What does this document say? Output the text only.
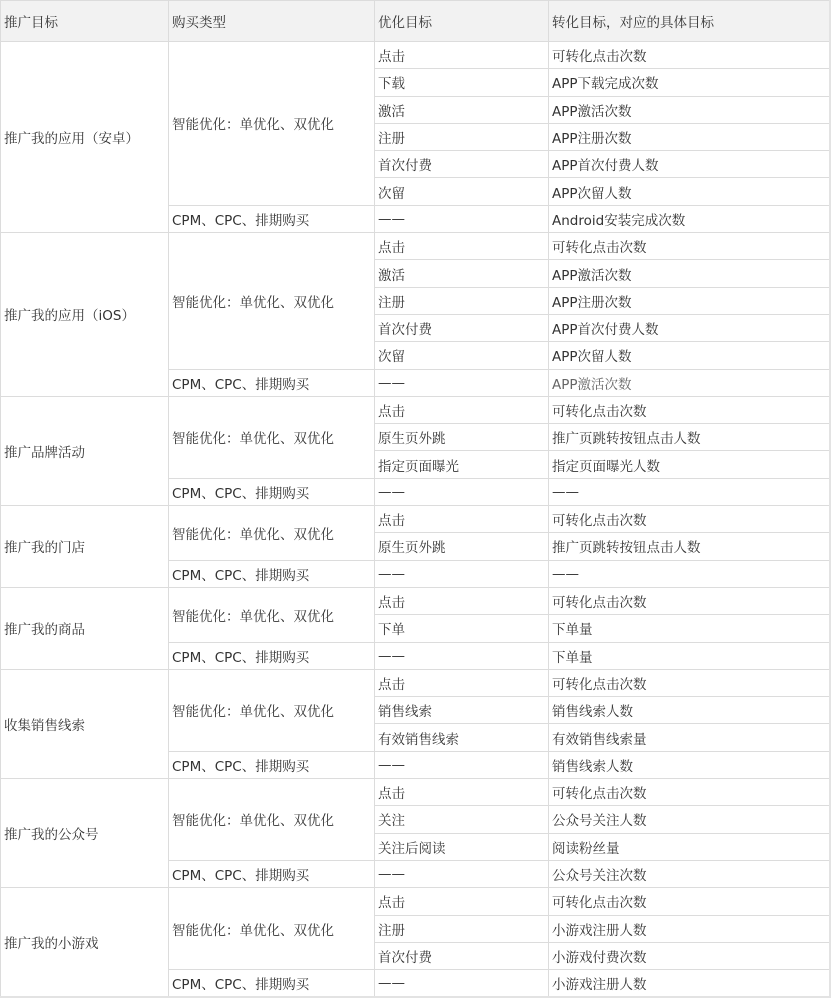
推广目标	购买类型	优化目标	转化目标，对应的具体目标
推广我的应用（安卓）	智能优化：单优化、双优化	点击	可转化点击次数
		下载	APP下载完成次数
		激活	APP激活次数
		注册	APP注册次数
		首次付费	APP首次付费人数
		次留	APP次留人数
	CPM、CPC、排期购买	——	Android安装完成次数
推广我的应用（iOS）	智能优化：单优化、双优化	点击	可转化点击次数
		激活	APP激活次数
		注册	APP注册次数
		首次付费	APP首次付费人数
		次留	APP次留人数
	CPM、CPC、排期购买	——	APP激活次数
推广品牌活动	智能优化：单优化、双优化	点击	可转化点击次数
		原生页外跳	推广页跳转按钮点击人数
		指定页面曝光	指定页面曝光人数
	CPM、CPC、排期购买	——	——
推广我的门店	智能优化：单优化、双优化	点击	可转化点击次数
		原生页外跳	推广页跳转按钮点击人数
	CPM、CPC、排期购买	——	——
推广我的商品	智能优化：单优化、双优化	点击	可转化点击次数
		下单	下单量
	CPM、CPC、排期购买	——	下单量
收集销售线索	智能优化：单优化、双优化	点击	可转化点击次数
		销售线索	销售线索人数
		有效销售线索	有效销售线索量
	CPM、CPC、排期购买	——	销售线索人数
推广我的公众号	智能优化：单优化、双优化	点击	可转化点击次数
		关注	公众号关注人数
		关注后阅读	阅读粉丝量
	CPM、CPC、排期购买	——	公众号关注次数
推广我的小游戏	智能优化：单优化、双优化	点击	可转化点击次数
		注册	小游戏注册人数
		首次付费	小游戏付费次数
	CPM、CPC、排期购买	——	小游戏注册人数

══════════

What is needed
Transcribe the records word for word and include no pictures.

Response to the exercise
What does this document say? Output the text only.
推广目标	购买类型	优化目标	转化目标，对应的具体目标
推广我的应用（安卓）	智能优化：单优化、双优化	点击	可转化点击次数
		下载	APP下载完成次数
		激活	APP激活次数
		注册	APP注册次数
		首次付费	APP首次付费人数
		次留	APP次留人数
	CPM、CPC、排期购买	——	Android安装完成次数
推广我的应用（iOS）	智能优化：单优化、双优化	点击	可转化点击次数
		激活	APP激活次数
		注册	APP注册次数
		首次付费	APP首次付费人数
		次留	APP次留人数
	CPM、CPC、排期购买	——	APP激活次数
推广品牌活动	智能优化：单优化、双优化	点击	可转化点击次数
		原生页外跳	推广页跳转按钮点击人数
		指定页面曝光	指定页面曝光人数
	CPM、CPC、排期购买	——	——
推广我的门店	智能优化：单优化、双优化	点击	可转化点击次数
		原生页外跳	推广页跳转按钮点击人数
	CPM、CPC、排期购买	——	——
推广我的商品	智能优化：单优化、双优化	点击	可转化点击次数
		下单	下单量
	CPM、CPC、排期购买	——	下单量
收集销售线索	智能优化：单优化、双优化	点击	可转化点击次数
		销售线索	销售线索人数
		有效销售线索	有效销售线索量
	CPM、CPC、排期购买	——	销售线索人数
推广我的公众号	智能优化：单优化、双优化	点击	可转化点击次数
		关注	公众号关注人数
		关注后阅读	阅读粉丝量
	CPM、CPC、排期购买	——	公众号关注次数
推广我的小游戏	智能优化：单优化、双优化	点击	可转化点击次数
		注册	小游戏注册人数
		首次付费	小游戏付费次数
	CPM、CPC、排期购买	——	小游戏注册人数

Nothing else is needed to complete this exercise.